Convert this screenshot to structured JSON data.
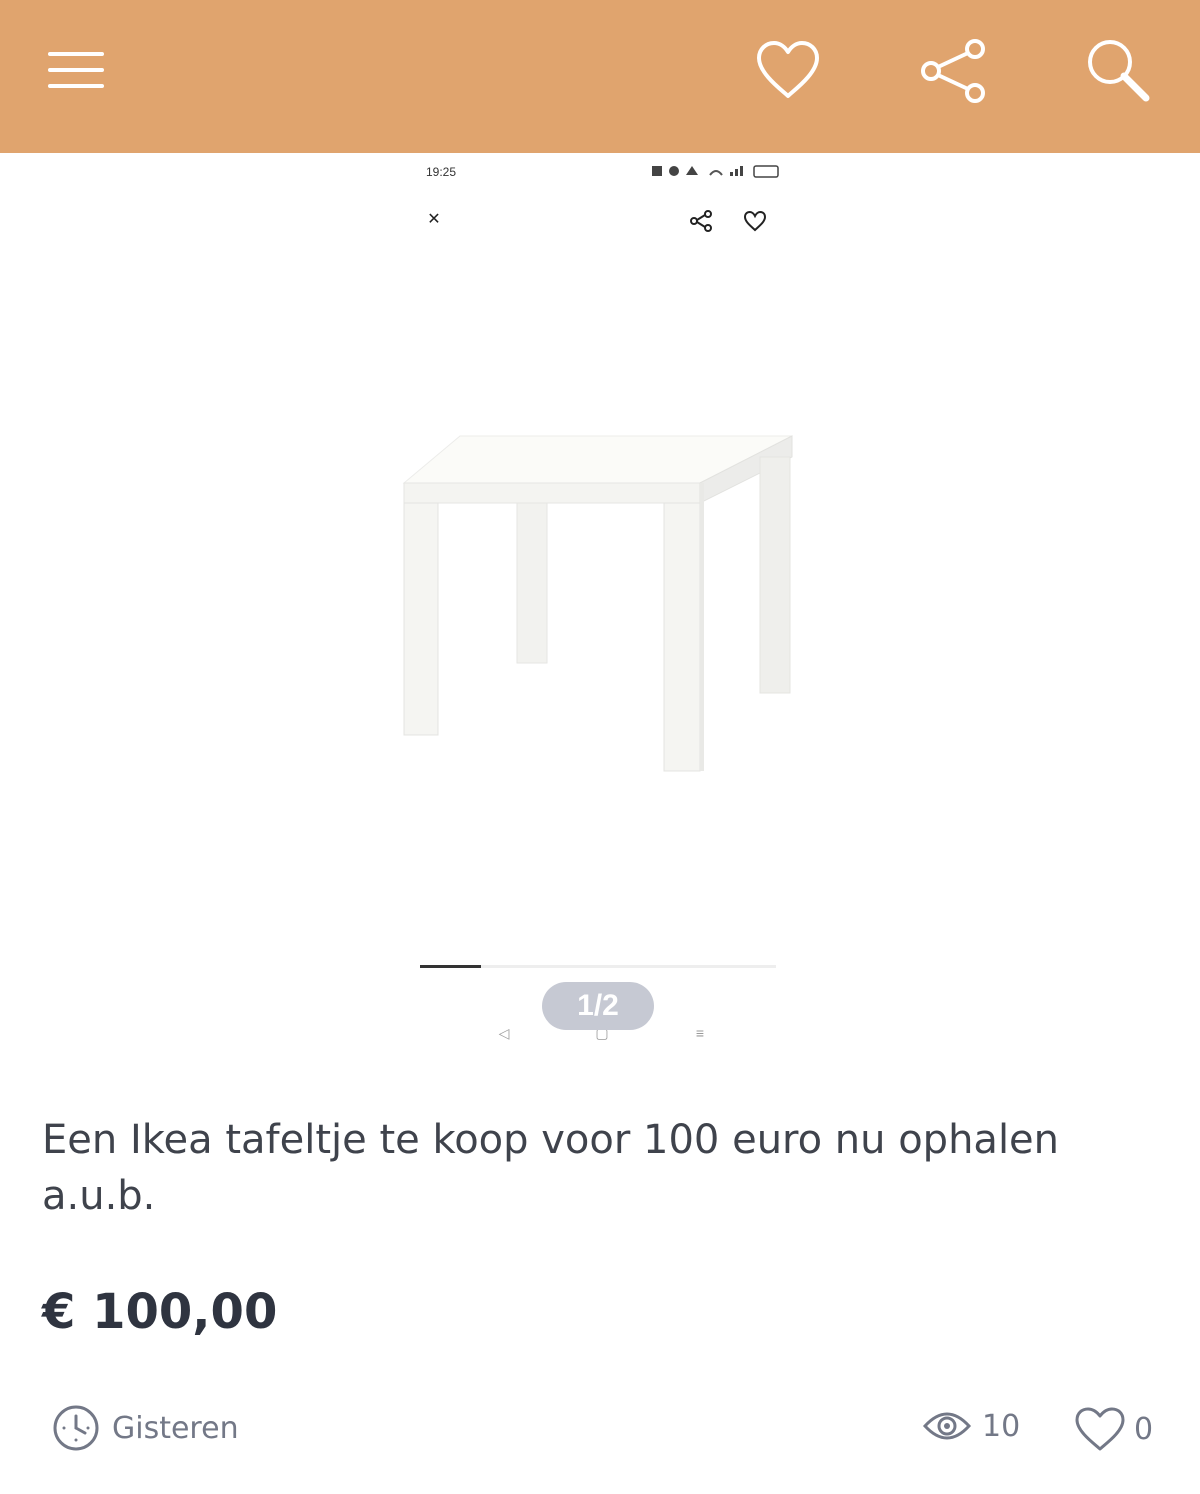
{
  "colors": {
    "header_background": "#e0a46e",
    "header_icons": "#ffffff",
    "text_primary": "#3f434c",
    "text_meta": "#737887",
    "counter_badge": "#c6c9d3"
  },
  "header": {
    "icons": [
      "menu-icon",
      "heart-icon",
      "share-icon",
      "search-icon"
    ]
  },
  "screenshot": {
    "status_time": "19:25",
    "icons": [
      "close-icon",
      "share-icon",
      "heart-icon"
    ],
    "image_progress": 0.17
  },
  "gallery": {
    "counter": "1/2"
  },
  "listing": {
    "title": "Een Ikea tafeltje te koop voor 100 euro nu ophalen a.u.b.",
    "price": "€ 100,00",
    "posted": "Gisteren",
    "views": "10",
    "likes": "0"
  }
}
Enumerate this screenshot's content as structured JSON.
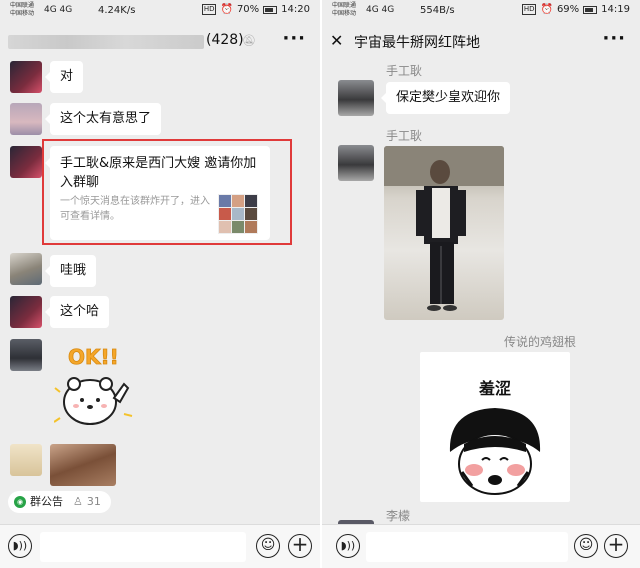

■ PROMPT:
In your copy of the records, include no pictures; repeat everything else exactly.

■ RESULT FOR THIS TASK:
Convert this screenshot to structured JSON data.
{
  "colors": {
    "header_background": "#e0a46e",
    "header_icons": "#ffffff",
    "text_primary": "#3f434c",
    "text_meta": "#737887",
    "counter_badge": "#c6c9d3"
  },
  "header": {
    "icons": [
      "menu-icon",
      "heart-icon",
      "share-icon",
      "search-icon"
    ]
  },
  "screenshot": {
    "status_time": "19:25",
    "icons": [
      "close-icon",
      "share-icon",
      "heart-icon"
    ],
    "image_progress": 0.17
  },
  "gallery": {
    "counter": "1/2"
  },
  "listing": {
    "title": "Een Ikea tafeltje te koop voor 100 euro nu ophalen a.u.b.",
    "price": "€ 100,00",
    "posted": "Gisteren",
    "views": "10",
    "likes": "0"
  }
}
Enumerate this screenshot's content as structured JSON.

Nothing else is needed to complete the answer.